:: Material provided
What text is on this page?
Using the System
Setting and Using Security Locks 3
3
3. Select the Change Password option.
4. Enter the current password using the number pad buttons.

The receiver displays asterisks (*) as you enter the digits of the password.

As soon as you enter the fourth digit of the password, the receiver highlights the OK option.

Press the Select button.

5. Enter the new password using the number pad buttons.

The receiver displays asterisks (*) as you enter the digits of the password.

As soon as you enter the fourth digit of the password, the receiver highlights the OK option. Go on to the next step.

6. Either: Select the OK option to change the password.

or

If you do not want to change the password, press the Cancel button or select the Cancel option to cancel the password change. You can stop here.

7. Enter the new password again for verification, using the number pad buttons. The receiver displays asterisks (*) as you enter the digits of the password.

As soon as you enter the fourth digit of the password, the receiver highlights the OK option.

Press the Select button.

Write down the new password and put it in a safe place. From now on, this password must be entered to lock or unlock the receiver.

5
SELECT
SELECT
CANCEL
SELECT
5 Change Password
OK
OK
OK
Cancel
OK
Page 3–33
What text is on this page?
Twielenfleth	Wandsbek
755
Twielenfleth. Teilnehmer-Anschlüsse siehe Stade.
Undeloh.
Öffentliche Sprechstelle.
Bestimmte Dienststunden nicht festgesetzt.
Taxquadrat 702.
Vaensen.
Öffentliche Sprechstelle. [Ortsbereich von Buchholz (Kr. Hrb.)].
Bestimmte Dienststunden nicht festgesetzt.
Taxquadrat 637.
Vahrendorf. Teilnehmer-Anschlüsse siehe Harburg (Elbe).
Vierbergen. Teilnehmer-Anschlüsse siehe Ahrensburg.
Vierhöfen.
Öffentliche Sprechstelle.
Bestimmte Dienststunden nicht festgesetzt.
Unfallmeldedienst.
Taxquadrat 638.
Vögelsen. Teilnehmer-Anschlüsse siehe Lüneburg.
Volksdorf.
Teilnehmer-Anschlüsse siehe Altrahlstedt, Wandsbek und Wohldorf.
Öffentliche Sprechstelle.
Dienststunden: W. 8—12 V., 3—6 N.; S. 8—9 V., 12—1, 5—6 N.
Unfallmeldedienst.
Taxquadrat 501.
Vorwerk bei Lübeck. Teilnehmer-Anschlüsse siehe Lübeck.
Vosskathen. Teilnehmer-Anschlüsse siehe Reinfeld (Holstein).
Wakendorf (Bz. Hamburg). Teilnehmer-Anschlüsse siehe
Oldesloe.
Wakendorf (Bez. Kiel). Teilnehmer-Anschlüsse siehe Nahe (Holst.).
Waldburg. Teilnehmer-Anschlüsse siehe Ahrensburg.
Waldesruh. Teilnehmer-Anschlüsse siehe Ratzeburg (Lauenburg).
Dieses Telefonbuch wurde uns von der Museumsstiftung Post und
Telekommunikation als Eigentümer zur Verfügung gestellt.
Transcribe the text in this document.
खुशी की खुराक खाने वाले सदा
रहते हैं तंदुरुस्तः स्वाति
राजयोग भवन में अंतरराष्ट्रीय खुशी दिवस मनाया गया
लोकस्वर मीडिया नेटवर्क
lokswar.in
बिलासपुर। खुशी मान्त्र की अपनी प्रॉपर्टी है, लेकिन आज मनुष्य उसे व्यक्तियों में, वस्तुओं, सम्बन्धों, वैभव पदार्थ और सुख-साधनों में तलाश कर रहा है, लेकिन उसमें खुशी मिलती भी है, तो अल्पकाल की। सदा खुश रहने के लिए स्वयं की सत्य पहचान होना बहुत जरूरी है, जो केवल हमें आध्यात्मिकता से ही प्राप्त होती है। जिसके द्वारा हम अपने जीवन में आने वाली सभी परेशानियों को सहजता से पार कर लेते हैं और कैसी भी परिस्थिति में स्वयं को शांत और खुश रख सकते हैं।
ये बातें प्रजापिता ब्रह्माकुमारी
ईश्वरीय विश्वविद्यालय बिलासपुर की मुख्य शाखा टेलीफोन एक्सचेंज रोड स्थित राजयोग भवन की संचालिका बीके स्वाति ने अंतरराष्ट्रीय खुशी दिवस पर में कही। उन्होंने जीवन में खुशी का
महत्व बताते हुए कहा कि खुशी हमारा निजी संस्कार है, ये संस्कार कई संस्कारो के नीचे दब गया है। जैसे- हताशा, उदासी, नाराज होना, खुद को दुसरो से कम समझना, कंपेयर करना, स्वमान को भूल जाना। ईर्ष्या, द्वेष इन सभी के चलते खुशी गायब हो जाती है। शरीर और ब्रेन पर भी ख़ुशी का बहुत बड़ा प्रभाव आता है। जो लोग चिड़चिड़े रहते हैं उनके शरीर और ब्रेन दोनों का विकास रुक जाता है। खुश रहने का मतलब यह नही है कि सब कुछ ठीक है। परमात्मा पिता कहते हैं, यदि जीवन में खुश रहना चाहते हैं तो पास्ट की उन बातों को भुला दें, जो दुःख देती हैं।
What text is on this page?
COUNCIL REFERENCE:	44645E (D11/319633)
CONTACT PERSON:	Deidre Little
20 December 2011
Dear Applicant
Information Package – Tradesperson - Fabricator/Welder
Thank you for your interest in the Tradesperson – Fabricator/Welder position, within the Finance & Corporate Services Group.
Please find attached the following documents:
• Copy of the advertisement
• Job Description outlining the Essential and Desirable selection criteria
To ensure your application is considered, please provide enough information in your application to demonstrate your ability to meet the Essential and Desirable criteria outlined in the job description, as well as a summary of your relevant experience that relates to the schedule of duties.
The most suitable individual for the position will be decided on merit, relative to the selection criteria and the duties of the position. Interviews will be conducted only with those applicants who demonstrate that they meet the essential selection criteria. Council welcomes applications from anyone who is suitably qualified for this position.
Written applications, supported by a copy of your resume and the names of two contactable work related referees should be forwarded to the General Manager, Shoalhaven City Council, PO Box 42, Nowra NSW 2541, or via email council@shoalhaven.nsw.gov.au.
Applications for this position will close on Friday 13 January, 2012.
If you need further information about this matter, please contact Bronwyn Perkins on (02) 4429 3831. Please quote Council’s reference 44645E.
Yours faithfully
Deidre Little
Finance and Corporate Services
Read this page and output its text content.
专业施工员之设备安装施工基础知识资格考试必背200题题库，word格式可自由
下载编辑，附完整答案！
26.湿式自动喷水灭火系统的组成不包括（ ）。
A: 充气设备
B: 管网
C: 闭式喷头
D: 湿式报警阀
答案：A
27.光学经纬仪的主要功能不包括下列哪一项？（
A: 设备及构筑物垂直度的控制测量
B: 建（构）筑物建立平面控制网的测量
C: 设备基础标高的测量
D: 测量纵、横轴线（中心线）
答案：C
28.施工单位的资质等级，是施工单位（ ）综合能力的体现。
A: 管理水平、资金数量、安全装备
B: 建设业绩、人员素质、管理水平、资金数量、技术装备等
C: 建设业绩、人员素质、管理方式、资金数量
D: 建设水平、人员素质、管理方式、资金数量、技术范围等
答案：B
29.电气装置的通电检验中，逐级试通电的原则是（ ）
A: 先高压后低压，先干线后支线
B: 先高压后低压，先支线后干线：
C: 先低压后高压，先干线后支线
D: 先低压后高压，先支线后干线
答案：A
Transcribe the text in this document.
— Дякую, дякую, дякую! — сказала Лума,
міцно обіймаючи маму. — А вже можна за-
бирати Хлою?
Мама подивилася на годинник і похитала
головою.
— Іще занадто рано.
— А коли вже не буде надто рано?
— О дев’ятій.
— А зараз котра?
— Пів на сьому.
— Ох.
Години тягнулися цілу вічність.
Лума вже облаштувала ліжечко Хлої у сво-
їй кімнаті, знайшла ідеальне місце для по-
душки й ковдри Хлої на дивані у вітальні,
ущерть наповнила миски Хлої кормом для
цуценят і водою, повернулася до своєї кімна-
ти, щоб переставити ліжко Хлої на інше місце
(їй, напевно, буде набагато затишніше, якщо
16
::::
> Written request
Please set down the whole listing above without altering a single line.

> Solution for this exercise
What text is on this page?
Using the System
Setting and Using Security Locks 3
3
3. Select the Change Password option.
4. Enter the current password using the number pad buttons.

The receiver displays asterisks (*) as you enter the digits of the password.

As soon as you enter the fourth digit of the password, the receiver highlights the OK option.

Press the Select button.

5. Enter the new password using the number pad buttons.

The receiver displays asterisks (*) as you enter the digits of the password.

As soon as you enter the fourth digit of the password, the receiver highlights the OK option. Go on to the next step.

6. Either: Select the OK option to change the password.

or

If you do not want to change the password, press the Cancel button or select the Cancel option to cancel the password change. You can stop here.

7. Enter the new password again for verification, using the number pad buttons. The receiver displays asterisks (*) as you enter the digits of the password.

As soon as you enter the fourth digit of the password, the receiver highlights the OK option.

Press the Select button.

Write down the new password and put it in a safe place. From now on, this password must be entered to lock or unlock the receiver.

5
SELECT
SELECT
CANCEL
SELECT
5 Change Password
OK
OK
OK
Cancel
OK
Page 3–33
What text is on this page?
Twielenfleth	Wandsbek
755
Twielenfleth. Teilnehmer-Anschlüsse siehe Stade.
Undeloh.
Öffentliche Sprechstelle.
Bestimmte Dienststunden nicht festgesetzt.
Taxquadrat 702.
Vaensen.
Öffentliche Sprechstelle. [Ortsbereich von Buchholz (Kr. Hrb.)].
Bestimmte Dienststunden nicht festgesetzt.
Taxquadrat 637.
Vahrendorf. Teilnehmer-Anschlüsse siehe Harburg (Elbe).
Vierbergen. Teilnehmer-Anschlüsse siehe Ahrensburg.
Vierhöfen.
Öffentliche Sprechstelle.
Bestimmte Dienststunden nicht festgesetzt.
Unfallmeldedienst.
Taxquadrat 638.
Vögelsen. Teilnehmer-Anschlüsse siehe Lüneburg.
Volksdorf.
Teilnehmer-Anschlüsse siehe Altrahlstedt, Wandsbek und Wohldorf.
Öffentliche Sprechstelle.
Dienststunden: W. 8—12 V., 3—6 N.; S. 8—9 V., 12—1, 5—6 N.
Unfallmeldedienst.
Taxquadrat 501.
Vorwerk bei Lübeck. Teilnehmer-Anschlüsse siehe Lübeck.
Vosskathen. Teilnehmer-Anschlüsse siehe Reinfeld (Holstein).
Wakendorf (Bz. Hamburg). Teilnehmer-Anschlüsse siehe
Oldesloe.
Wakendorf (Bez. Kiel). Teilnehmer-Anschlüsse siehe Nahe (Holst.).
Waldburg. Teilnehmer-Anschlüsse siehe Ahrensburg.
Waldesruh. Teilnehmer-Anschlüsse siehe Ratzeburg (Lauenburg).
Dieses Telefonbuch wurde uns von der Museumsstiftung Post und
Telekommunikation als Eigentümer zur Verfügung gestellt.
Transcribe the text in this document.
खुशी की खुराक खाने वाले सदा
रहते हैं तंदुरुस्तः स्वाति
राजयोग भवन में अंतरराष्ट्रीय खुशी दिवस मनाया गया
लोकस्वर मीडिया नेटवर्क
lokswar.in
बिलासपुर। खुशी मान्त्र की अपनी प्रॉपर्टी है, लेकिन आज मनुष्य उसे व्यक्तियों में, वस्तुओं, सम्बन्धों, वैभव पदार्थ और सुख-साधनों में तलाश कर रहा है, लेकिन उसमें खुशी मिलती भी है, तो अल्पकाल की। सदा खुश रहने के लिए स्वयं की सत्य पहचान होना बहुत जरूरी है, जो केवल हमें आध्यात्मिकता से ही प्राप्त होती है। जिसके द्वारा हम अपने जीवन में आने वाली सभी परेशानियों को सहजता से पार कर लेते हैं और कैसी भी परिस्थिति में स्वयं को शांत और खुश रख सकते हैं।
ये बातें प्रजापिता ब्रह्माकुमारी
ईश्वरीय विश्वविद्यालय बिलासपुर की मुख्य शाखा टेलीफोन एक्सचेंज रोड स्थित राजयोग भवन की संचालिका बीके स्वाति ने अंतरराष्ट्रीय खुशी दिवस पर में कही। उन्होंने जीवन में खुशी का
महत्व बताते हुए कहा कि खुशी हमारा निजी संस्कार है, ये संस्कार कई संस्कारो के नीचे दब गया है। जैसे- हताशा, उदासी, नाराज होना, खुद को दुसरो से कम समझना, कंपेयर करना, स्वमान को भूल जाना। ईर्ष्या, द्वेष इन सभी के चलते खुशी गायब हो जाती है। शरीर और ब्रेन पर भी ख़ुशी का बहुत बड़ा प्रभाव आता है। जो लोग चिड़चिड़े रहते हैं उनके शरीर और ब्रेन दोनों का विकास रुक जाता है। खुश रहने का मतलब यह नही है कि सब कुछ ठीक है। परमात्मा पिता कहते हैं, यदि जीवन में खुश रहना चाहते हैं तो पास्ट की उन बातों को भुला दें, जो दुःख देती हैं।
What text is on this page?
COUNCIL REFERENCE:	44645E (D11/319633)
CONTACT PERSON:	Deidre Little
20 December 2011
Dear Applicant
Information Package – Tradesperson - Fabricator/Welder
Thank you for your interest in the Tradesperson – Fabricator/Welder position, within the Finance & Corporate Services Group.
Please find attached the following documents:
• Copy of the advertisement
• Job Description outlining the Essential and Desirable selection criteria
To ensure your application is considered, please provide enough information in your application to demonstrate your ability to meet the Essential and Desirable criteria outlined in the job description, as well as a summary of your relevant experience that relates to the schedule of duties.
The most suitable individual for the position will be decided on merit, relative to the selection criteria and the duties of the position. Interviews will be conducted only with those applicants who demonstrate that they meet the essential selection criteria. Council welcomes applications from anyone who is suitably qualified for this position.
Written applications, supported by a copy of your resume and the names of two contactable work related referees should be forwarded to the General Manager, Shoalhaven City Council, PO Box 42, Nowra NSW 2541, or via email council@shoalhaven.nsw.gov.au.
Applications for this position will close on Friday 13 January, 2012.
If you need further information about this matter, please contact Bronwyn Perkins on (02) 4429 3831. Please quote Council’s reference 44645E.
Yours faithfully
Deidre Little
Finance and Corporate Services
Read this page and output its text content.
专业施工员之设备安装施工基础知识资格考试必背200题题库，word格式可自由
下载编辑，附完整答案！
26.湿式自动喷水灭火系统的组成不包括（ ）。
A: 充气设备
B: 管网
C: 闭式喷头
D: 湿式报警阀
答案：A
27.光学经纬仪的主要功能不包括下列哪一项？（
A: 设备及构筑物垂直度的控制测量
B: 建（构）筑物建立平面控制网的测量
C: 设备基础标高的测量
D: 测量纵、横轴线（中心线）
答案：C
28.施工单位的资质等级，是施工单位（ ）综合能力的体现。
A: 管理水平、资金数量、安全装备
B: 建设业绩、人员素质、管理水平、资金数量、技术装备等
C: 建设业绩、人员素质、管理方式、资金数量
D: 建设水平、人员素质、管理方式、资金数量、技术范围等
答案：B
29.电气装置的通电检验中，逐级试通电的原则是（ ）
A: 先高压后低压，先干线后支线
B: 先高压后低压，先支线后干线：
C: 先低压后高压，先干线后支线
D: 先低压后高压，先支线后干线
答案：A
Transcribe the text in this document.
— Дякую, дякую, дякую! — сказала Лума,
міцно обіймаючи маму. — А вже можна за-
бирати Хлою?
Мама подивилася на годинник і похитала
головою.
— Іще занадто рано.
— А коли вже не буде надто рано?
— О дев’ятій.
— А зараз котра?
— Пів на сьому.
— Ох.
Години тягнулися цілу вічність.
Лума вже облаштувала ліжечко Хлої у сво-
їй кімнаті, знайшла ідеальне місце для по-
душки й ковдри Хлої на дивані у вітальні,
ущерть наповнила миски Хлої кормом для
цуценят і водою, повернулася до своєї кімна-
ти, щоб переставити ліжко Хлої на інше місце
(їй, напевно, буде набагато затишніше, якщо
16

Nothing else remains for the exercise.